* Start THE DATA *

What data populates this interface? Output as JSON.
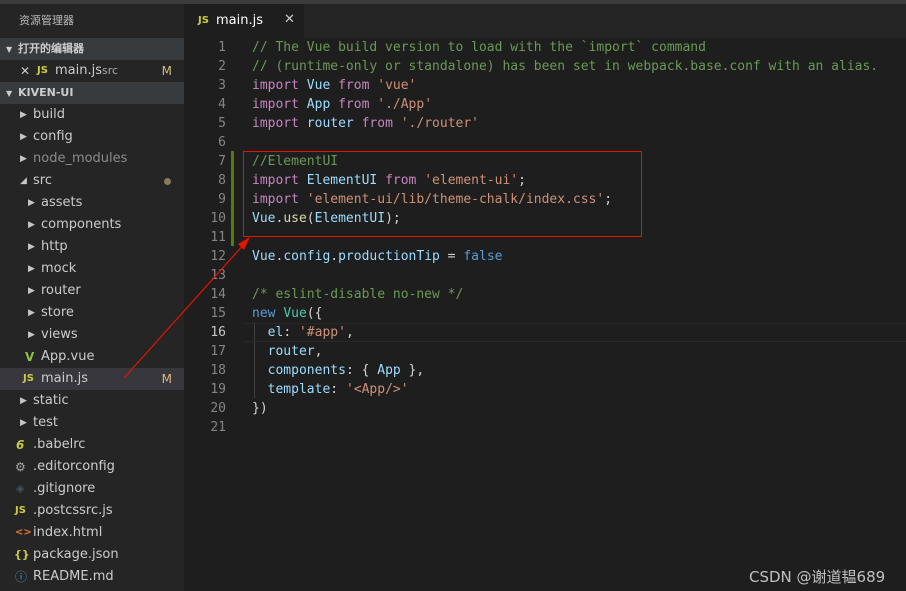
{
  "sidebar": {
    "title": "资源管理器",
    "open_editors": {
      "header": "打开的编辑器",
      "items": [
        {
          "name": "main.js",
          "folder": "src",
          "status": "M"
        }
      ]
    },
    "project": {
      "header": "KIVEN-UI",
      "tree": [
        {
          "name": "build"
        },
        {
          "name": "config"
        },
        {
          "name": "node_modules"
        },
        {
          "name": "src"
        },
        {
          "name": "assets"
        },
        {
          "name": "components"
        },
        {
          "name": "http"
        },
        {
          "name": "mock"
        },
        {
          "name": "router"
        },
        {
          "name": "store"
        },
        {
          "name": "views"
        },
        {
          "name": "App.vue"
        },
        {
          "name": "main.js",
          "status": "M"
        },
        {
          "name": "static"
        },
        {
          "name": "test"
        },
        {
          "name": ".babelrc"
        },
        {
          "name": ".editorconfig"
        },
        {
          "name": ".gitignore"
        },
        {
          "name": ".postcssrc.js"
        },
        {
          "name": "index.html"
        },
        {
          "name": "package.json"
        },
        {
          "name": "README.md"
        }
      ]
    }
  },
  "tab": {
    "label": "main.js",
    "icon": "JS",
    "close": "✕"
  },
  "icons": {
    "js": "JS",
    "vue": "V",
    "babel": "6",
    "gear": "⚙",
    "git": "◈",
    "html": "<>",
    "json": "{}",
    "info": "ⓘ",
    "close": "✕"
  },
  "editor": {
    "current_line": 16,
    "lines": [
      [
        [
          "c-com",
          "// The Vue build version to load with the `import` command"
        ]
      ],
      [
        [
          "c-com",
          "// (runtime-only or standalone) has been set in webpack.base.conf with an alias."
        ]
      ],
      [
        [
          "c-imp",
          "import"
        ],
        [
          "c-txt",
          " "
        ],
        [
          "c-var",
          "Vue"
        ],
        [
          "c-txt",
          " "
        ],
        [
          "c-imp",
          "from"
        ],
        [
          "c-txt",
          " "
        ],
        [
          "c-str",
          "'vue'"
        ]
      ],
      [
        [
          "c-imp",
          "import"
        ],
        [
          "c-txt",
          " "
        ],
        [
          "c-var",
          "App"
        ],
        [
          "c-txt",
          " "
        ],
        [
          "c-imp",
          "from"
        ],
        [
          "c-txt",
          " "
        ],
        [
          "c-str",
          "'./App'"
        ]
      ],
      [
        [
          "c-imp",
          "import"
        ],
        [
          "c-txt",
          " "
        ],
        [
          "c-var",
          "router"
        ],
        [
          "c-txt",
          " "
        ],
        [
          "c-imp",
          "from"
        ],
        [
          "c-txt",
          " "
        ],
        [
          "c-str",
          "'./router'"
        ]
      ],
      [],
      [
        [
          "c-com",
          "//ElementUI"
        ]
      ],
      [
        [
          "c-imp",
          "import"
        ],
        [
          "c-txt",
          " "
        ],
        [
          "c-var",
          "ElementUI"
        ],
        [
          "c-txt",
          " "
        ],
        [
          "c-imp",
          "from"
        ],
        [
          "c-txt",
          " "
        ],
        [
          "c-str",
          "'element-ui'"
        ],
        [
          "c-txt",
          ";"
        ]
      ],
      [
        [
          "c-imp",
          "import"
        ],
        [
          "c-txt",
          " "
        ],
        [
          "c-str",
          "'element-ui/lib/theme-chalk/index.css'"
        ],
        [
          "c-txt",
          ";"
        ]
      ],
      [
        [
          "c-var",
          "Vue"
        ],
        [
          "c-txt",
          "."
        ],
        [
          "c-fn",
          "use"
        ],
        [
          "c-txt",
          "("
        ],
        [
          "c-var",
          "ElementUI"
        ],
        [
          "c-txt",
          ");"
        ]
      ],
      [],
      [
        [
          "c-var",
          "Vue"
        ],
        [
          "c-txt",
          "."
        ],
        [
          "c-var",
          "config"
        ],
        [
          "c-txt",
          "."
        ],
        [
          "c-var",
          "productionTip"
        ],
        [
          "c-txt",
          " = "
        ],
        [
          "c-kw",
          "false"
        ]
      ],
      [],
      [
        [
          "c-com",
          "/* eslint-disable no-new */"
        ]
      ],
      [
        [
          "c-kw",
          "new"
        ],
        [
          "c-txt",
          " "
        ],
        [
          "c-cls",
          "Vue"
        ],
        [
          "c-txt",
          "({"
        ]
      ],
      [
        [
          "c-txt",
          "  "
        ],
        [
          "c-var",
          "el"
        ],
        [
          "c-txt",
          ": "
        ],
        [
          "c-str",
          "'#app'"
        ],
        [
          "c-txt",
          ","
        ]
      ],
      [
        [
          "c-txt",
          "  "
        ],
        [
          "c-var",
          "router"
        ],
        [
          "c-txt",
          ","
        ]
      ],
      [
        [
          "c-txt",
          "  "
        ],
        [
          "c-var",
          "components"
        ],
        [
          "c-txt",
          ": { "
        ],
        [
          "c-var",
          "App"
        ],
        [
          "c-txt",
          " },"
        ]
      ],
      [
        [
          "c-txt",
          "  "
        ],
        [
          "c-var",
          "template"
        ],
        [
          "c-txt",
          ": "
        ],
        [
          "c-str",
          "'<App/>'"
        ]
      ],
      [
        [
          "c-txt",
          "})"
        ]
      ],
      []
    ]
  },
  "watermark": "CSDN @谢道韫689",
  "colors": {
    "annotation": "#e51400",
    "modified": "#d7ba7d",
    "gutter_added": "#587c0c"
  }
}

* End THE DATA *

*WHAT YOU WILL DO*. Write out all the entries exactly, except for the pictures.

*COMPLETED EXERCISE*.
What data populates this interface? Output as JSON.
{
  "sidebar": {
    "title": "资源管理器",
    "open_editors": {
      "header": "打开的编辑器",
      "items": [
        {
          "name": "main.js",
          "folder": "src",
          "status": "M"
        }
      ]
    },
    "project": {
      "header": "KIVEN-UI",
      "tree": [
        {
          "name": "build"
        },
        {
          "name": "config"
        },
        {
          "name": "node_modules"
        },
        {
          "name": "src"
        },
        {
          "name": "assets"
        },
        {
          "name": "components"
        },
        {
          "name": "http"
        },
        {
          "name": "mock"
        },
        {
          "name": "router"
        },
        {
          "name": "store"
        },
        {
          "name": "views"
        },
        {
          "name": "App.vue"
        },
        {
          "name": "main.js",
          "status": "M"
        },
        {
          "name": "static"
        },
        {
          "name": "test"
        },
        {
          "name": ".babelrc"
        },
        {
          "name": ".editorconfig"
        },
        {
          "name": ".gitignore"
        },
        {
          "name": ".postcssrc.js"
        },
        {
          "name": "index.html"
        },
        {
          "name": "package.json"
        },
        {
          "name": "README.md"
        }
      ]
    }
  },
  "tab": {
    "label": "main.js",
    "icon": "JS",
    "close": "✕"
  },
  "icons": {
    "js": "JS",
    "vue": "V",
    "babel": "6",
    "gear": "⚙",
    "git": "◈",
    "html": "<>",
    "json": "{}",
    "info": "ⓘ",
    "close": "✕"
  },
  "editor": {
    "current_line": 16,
    "lines": [
      [
        [
          "c-com",
          "// The Vue build version to load with the `import` command"
        ]
      ],
      [
        [
          "c-com",
          "// (runtime-only or standalone) has been set in webpack.base.conf with an alias."
        ]
      ],
      [
        [
          "c-imp",
          "import"
        ],
        [
          "c-txt",
          " "
        ],
        [
          "c-var",
          "Vue"
        ],
        [
          "c-txt",
          " "
        ],
        [
          "c-imp",
          "from"
        ],
        [
          "c-txt",
          " "
        ],
        [
          "c-str",
          "'vue'"
        ]
      ],
      [
        [
          "c-imp",
          "import"
        ],
        [
          "c-txt",
          " "
        ],
        [
          "c-var",
          "App"
        ],
        [
          "c-txt",
          " "
        ],
        [
          "c-imp",
          "from"
        ],
        [
          "c-txt",
          " "
        ],
        [
          "c-str",
          "'./App'"
        ]
      ],
      [
        [
          "c-imp",
          "import"
        ],
        [
          "c-txt",
          " "
        ],
        [
          "c-var",
          "router"
        ],
        [
          "c-txt",
          " "
        ],
        [
          "c-imp",
          "from"
        ],
        [
          "c-txt",
          " "
        ],
        [
          "c-str",
          "'./router'"
        ]
      ],
      [],
      [
        [
          "c-com",
          "//ElementUI"
        ]
      ],
      [
        [
          "c-imp",
          "import"
        ],
        [
          "c-txt",
          " "
        ],
        [
          "c-var",
          "ElementUI"
        ],
        [
          "c-txt",
          " "
        ],
        [
          "c-imp",
          "from"
        ],
        [
          "c-txt",
          " "
        ],
        [
          "c-str",
          "'element-ui'"
        ],
        [
          "c-txt",
          ";"
        ]
      ],
      [
        [
          "c-imp",
          "import"
        ],
        [
          "c-txt",
          " "
        ],
        [
          "c-str",
          "'element-ui/lib/theme-chalk/index.css'"
        ],
        [
          "c-txt",
          ";"
        ]
      ],
      [
        [
          "c-var",
          "Vue"
        ],
        [
          "c-txt",
          "."
        ],
        [
          "c-fn",
          "use"
        ],
        [
          "c-txt",
          "("
        ],
        [
          "c-var",
          "ElementUI"
        ],
        [
          "c-txt",
          ");"
        ]
      ],
      [],
      [
        [
          "c-var",
          "Vue"
        ],
        [
          "c-txt",
          "."
        ],
        [
          "c-var",
          "config"
        ],
        [
          "c-txt",
          "."
        ],
        [
          "c-var",
          "productionTip"
        ],
        [
          "c-txt",
          " = "
        ],
        [
          "c-kw",
          "false"
        ]
      ],
      [],
      [
        [
          "c-com",
          "/* eslint-disable no-new */"
        ]
      ],
      [
        [
          "c-kw",
          "new"
        ],
        [
          "c-txt",
          " "
        ],
        [
          "c-cls",
          "Vue"
        ],
        [
          "c-txt",
          "({"
        ]
      ],
      [
        [
          "c-txt",
          "  "
        ],
        [
          "c-var",
          "el"
        ],
        [
          "c-txt",
          ": "
        ],
        [
          "c-str",
          "'#app'"
        ],
        [
          "c-txt",
          ","
        ]
      ],
      [
        [
          "c-txt",
          "  "
        ],
        [
          "c-var",
          "router"
        ],
        [
          "c-txt",
          ","
        ]
      ],
      [
        [
          "c-txt",
          "  "
        ],
        [
          "c-var",
          "components"
        ],
        [
          "c-txt",
          ": { "
        ],
        [
          "c-var",
          "App"
        ],
        [
          "c-txt",
          " },"
        ]
      ],
      [
        [
          "c-txt",
          "  "
        ],
        [
          "c-var",
          "template"
        ],
        [
          "c-txt",
          ": "
        ],
        [
          "c-str",
          "'<App/>'"
        ]
      ],
      [
        [
          "c-txt",
          "})"
        ]
      ],
      []
    ]
  },
  "watermark": "CSDN @谢道韫689",
  "colors": {
    "annotation": "#e51400",
    "modified": "#d7ba7d",
    "gutter_added": "#587c0c"
  }
}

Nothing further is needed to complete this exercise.